Items listed in a dataset
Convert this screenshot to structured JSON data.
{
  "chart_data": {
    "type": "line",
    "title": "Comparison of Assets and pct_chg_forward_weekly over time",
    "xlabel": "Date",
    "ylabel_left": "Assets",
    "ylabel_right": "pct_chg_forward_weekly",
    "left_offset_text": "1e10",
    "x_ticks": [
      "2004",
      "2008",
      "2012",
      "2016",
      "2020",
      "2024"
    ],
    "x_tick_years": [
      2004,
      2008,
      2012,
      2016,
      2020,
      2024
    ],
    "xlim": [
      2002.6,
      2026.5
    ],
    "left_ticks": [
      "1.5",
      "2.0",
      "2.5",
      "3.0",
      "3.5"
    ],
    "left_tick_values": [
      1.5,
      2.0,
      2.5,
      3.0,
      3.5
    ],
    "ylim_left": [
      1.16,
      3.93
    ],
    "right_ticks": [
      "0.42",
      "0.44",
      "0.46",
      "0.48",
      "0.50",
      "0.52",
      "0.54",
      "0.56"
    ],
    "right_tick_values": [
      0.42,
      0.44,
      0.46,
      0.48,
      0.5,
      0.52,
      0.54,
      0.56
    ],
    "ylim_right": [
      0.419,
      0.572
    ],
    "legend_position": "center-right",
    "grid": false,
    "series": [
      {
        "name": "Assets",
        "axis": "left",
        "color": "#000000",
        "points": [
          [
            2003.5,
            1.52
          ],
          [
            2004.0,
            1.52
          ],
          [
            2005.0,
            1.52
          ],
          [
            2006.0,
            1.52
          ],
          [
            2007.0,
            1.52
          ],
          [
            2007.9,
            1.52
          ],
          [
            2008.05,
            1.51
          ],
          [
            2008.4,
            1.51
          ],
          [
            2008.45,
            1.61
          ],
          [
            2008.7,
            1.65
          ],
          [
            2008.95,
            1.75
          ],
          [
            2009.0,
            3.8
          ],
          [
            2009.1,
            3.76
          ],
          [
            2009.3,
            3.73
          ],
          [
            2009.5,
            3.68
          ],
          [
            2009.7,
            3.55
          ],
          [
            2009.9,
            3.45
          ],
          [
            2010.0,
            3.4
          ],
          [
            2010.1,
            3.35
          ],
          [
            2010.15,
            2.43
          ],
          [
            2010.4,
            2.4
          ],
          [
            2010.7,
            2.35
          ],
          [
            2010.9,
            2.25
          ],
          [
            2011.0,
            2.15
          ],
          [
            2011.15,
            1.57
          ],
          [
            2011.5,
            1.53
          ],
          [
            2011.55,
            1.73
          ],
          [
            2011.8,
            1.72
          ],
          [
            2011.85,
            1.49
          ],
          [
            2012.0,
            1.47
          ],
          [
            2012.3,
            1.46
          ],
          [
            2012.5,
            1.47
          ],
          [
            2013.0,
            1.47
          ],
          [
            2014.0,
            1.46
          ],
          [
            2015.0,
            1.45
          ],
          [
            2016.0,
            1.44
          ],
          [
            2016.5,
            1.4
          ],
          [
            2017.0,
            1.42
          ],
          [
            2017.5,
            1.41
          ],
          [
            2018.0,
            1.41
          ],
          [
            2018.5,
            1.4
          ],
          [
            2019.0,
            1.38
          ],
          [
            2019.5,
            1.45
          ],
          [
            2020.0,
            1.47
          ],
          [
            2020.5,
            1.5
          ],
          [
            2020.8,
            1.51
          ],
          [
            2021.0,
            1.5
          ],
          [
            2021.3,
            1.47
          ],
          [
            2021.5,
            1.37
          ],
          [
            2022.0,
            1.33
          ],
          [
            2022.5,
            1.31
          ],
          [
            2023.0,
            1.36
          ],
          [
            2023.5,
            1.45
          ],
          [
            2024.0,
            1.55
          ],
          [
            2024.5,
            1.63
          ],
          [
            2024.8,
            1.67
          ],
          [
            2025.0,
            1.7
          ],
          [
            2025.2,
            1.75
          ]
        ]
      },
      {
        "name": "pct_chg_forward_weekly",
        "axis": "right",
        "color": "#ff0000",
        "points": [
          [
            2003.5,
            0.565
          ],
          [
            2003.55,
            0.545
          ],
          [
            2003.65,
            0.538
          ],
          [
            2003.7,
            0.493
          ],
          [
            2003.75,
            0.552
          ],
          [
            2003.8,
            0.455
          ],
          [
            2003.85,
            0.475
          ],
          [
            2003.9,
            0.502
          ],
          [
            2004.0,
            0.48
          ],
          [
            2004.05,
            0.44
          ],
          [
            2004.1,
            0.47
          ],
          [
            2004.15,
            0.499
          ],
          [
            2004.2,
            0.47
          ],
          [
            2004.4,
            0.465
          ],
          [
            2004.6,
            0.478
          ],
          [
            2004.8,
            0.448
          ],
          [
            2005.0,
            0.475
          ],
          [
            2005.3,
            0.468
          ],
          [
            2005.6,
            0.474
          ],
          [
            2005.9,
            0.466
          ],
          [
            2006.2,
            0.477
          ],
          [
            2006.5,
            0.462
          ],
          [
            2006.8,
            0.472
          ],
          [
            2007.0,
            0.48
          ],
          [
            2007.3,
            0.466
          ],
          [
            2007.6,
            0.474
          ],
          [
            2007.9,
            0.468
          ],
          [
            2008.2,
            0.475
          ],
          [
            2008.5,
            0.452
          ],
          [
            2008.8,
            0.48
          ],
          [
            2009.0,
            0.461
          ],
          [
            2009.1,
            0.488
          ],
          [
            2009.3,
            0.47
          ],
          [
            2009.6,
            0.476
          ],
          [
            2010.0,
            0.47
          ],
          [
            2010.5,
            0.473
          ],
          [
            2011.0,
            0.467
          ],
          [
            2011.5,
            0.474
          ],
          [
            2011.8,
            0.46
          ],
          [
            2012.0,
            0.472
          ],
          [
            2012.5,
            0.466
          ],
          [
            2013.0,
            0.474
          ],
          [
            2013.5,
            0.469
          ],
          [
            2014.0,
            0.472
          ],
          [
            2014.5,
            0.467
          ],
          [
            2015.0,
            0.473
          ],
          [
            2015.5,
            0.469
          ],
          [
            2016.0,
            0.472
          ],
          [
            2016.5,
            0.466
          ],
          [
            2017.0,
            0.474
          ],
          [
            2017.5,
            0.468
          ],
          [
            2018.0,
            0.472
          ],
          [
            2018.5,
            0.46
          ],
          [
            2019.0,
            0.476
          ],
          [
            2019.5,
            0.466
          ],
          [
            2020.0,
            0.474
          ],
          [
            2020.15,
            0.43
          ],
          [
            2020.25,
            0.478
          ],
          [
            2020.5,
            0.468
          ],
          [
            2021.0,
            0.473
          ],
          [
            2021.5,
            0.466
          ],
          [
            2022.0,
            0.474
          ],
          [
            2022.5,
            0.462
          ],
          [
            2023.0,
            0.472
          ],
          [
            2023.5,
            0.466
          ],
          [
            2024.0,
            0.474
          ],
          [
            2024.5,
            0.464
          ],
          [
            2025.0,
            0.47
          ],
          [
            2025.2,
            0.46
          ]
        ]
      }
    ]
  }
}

▶ _What you need to do_
Without changing a word, restate the whole listing.

▶ _Problem solution_
Convert this screenshot to structured JSON data.
{
  "chart_data": {
    "type": "line",
    "title": "Comparison of Assets and pct_chg_forward_weekly over time",
    "xlabel": "Date",
    "ylabel_left": "Assets",
    "ylabel_right": "pct_chg_forward_weekly",
    "left_offset_text": "1e10",
    "x_ticks": [
      "2004",
      "2008",
      "2012",
      "2016",
      "2020",
      "2024"
    ],
    "x_tick_years": [
      2004,
      2008,
      2012,
      2016,
      2020,
      2024
    ],
    "xlim": [
      2002.6,
      2026.5
    ],
    "left_ticks": [
      "1.5",
      "2.0",
      "2.5",
      "3.0",
      "3.5"
    ],
    "left_tick_values": [
      1.5,
      2.0,
      2.5,
      3.0,
      3.5
    ],
    "ylim_left": [
      1.16,
      3.93
    ],
    "right_ticks": [
      "0.42",
      "0.44",
      "0.46",
      "0.48",
      "0.50",
      "0.52",
      "0.54",
      "0.56"
    ],
    "right_tick_values": [
      0.42,
      0.44,
      0.46,
      0.48,
      0.5,
      0.52,
      0.54,
      0.56
    ],
    "ylim_right": [
      0.419,
      0.572
    ],
    "legend_position": "center-right",
    "grid": false,
    "series": [
      {
        "name": "Assets",
        "axis": "left",
        "color": "#000000",
        "points": [
          [
            2003.5,
            1.52
          ],
          [
            2004.0,
            1.52
          ],
          [
            2005.0,
            1.52
          ],
          [
            2006.0,
            1.52
          ],
          [
            2007.0,
            1.52
          ],
          [
            2007.9,
            1.52
          ],
          [
            2008.05,
            1.51
          ],
          [
            2008.4,
            1.51
          ],
          [
            2008.45,
            1.61
          ],
          [
            2008.7,
            1.65
          ],
          [
            2008.95,
            1.75
          ],
          [
            2009.0,
            3.8
          ],
          [
            2009.1,
            3.76
          ],
          [
            2009.3,
            3.73
          ],
          [
            2009.5,
            3.68
          ],
          [
            2009.7,
            3.55
          ],
          [
            2009.9,
            3.45
          ],
          [
            2010.0,
            3.4
          ],
          [
            2010.1,
            3.35
          ],
          [
            2010.15,
            2.43
          ],
          [
            2010.4,
            2.4
          ],
          [
            2010.7,
            2.35
          ],
          [
            2010.9,
            2.25
          ],
          [
            2011.0,
            2.15
          ],
          [
            2011.15,
            1.57
          ],
          [
            2011.5,
            1.53
          ],
          [
            2011.55,
            1.73
          ],
          [
            2011.8,
            1.72
          ],
          [
            2011.85,
            1.49
          ],
          [
            2012.0,
            1.47
          ],
          [
            2012.3,
            1.46
          ],
          [
            2012.5,
            1.47
          ],
          [
            2013.0,
            1.47
          ],
          [
            2014.0,
            1.46
          ],
          [
            2015.0,
            1.45
          ],
          [
            2016.0,
            1.44
          ],
          [
            2016.5,
            1.4
          ],
          [
            2017.0,
            1.42
          ],
          [
            2017.5,
            1.41
          ],
          [
            2018.0,
            1.41
          ],
          [
            2018.5,
            1.4
          ],
          [
            2019.0,
            1.38
          ],
          [
            2019.5,
            1.45
          ],
          [
            2020.0,
            1.47
          ],
          [
            2020.5,
            1.5
          ],
          [
            2020.8,
            1.51
          ],
          [
            2021.0,
            1.5
          ],
          [
            2021.3,
            1.47
          ],
          [
            2021.5,
            1.37
          ],
          [
            2022.0,
            1.33
          ],
          [
            2022.5,
            1.31
          ],
          [
            2023.0,
            1.36
          ],
          [
            2023.5,
            1.45
          ],
          [
            2024.0,
            1.55
          ],
          [
            2024.5,
            1.63
          ],
          [
            2024.8,
            1.67
          ],
          [
            2025.0,
            1.7
          ],
          [
            2025.2,
            1.75
          ]
        ]
      },
      {
        "name": "pct_chg_forward_weekly",
        "axis": "right",
        "color": "#ff0000",
        "points": [
          [
            2003.5,
            0.565
          ],
          [
            2003.55,
            0.545
          ],
          [
            2003.65,
            0.538
          ],
          [
            2003.7,
            0.493
          ],
          [
            2003.75,
            0.552
          ],
          [
            2003.8,
            0.455
          ],
          [
            2003.85,
            0.475
          ],
          [
            2003.9,
            0.502
          ],
          [
            2004.0,
            0.48
          ],
          [
            2004.05,
            0.44
          ],
          [
            2004.1,
            0.47
          ],
          [
            2004.15,
            0.499
          ],
          [
            2004.2,
            0.47
          ],
          [
            2004.4,
            0.465
          ],
          [
            2004.6,
            0.478
          ],
          [
            2004.8,
            0.448
          ],
          [
            2005.0,
            0.475
          ],
          [
            2005.3,
            0.468
          ],
          [
            2005.6,
            0.474
          ],
          [
            2005.9,
            0.466
          ],
          [
            2006.2,
            0.477
          ],
          [
            2006.5,
            0.462
          ],
          [
            2006.8,
            0.472
          ],
          [
            2007.0,
            0.48
          ],
          [
            2007.3,
            0.466
          ],
          [
            2007.6,
            0.474
          ],
          [
            2007.9,
            0.468
          ],
          [
            2008.2,
            0.475
          ],
          [
            2008.5,
            0.452
          ],
          [
            2008.8,
            0.48
          ],
          [
            2009.0,
            0.461
          ],
          [
            2009.1,
            0.488
          ],
          [
            2009.3,
            0.47
          ],
          [
            2009.6,
            0.476
          ],
          [
            2010.0,
            0.47
          ],
          [
            2010.5,
            0.473
          ],
          [
            2011.0,
            0.467
          ],
          [
            2011.5,
            0.474
          ],
          [
            2011.8,
            0.46
          ],
          [
            2012.0,
            0.472
          ],
          [
            2012.5,
            0.466
          ],
          [
            2013.0,
            0.474
          ],
          [
            2013.5,
            0.469
          ],
          [
            2014.0,
            0.472
          ],
          [
            2014.5,
            0.467
          ],
          [
            2015.0,
            0.473
          ],
          [
            2015.5,
            0.469
          ],
          [
            2016.0,
            0.472
          ],
          [
            2016.5,
            0.466
          ],
          [
            2017.0,
            0.474
          ],
          [
            2017.5,
            0.468
          ],
          [
            2018.0,
            0.472
          ],
          [
            2018.5,
            0.46
          ],
          [
            2019.0,
            0.476
          ],
          [
            2019.5,
            0.466
          ],
          [
            2020.0,
            0.474
          ],
          [
            2020.15,
            0.43
          ],
          [
            2020.25,
            0.478
          ],
          [
            2020.5,
            0.468
          ],
          [
            2021.0,
            0.473
          ],
          [
            2021.5,
            0.466
          ],
          [
            2022.0,
            0.474
          ],
          [
            2022.5,
            0.462
          ],
          [
            2023.0,
            0.472
          ],
          [
            2023.5,
            0.466
          ],
          [
            2024.0,
            0.474
          ],
          [
            2024.5,
            0.464
          ],
          [
            2025.0,
            0.47
          ],
          [
            2025.2,
            0.46
          ]
        ]
      }
    ]
  }
}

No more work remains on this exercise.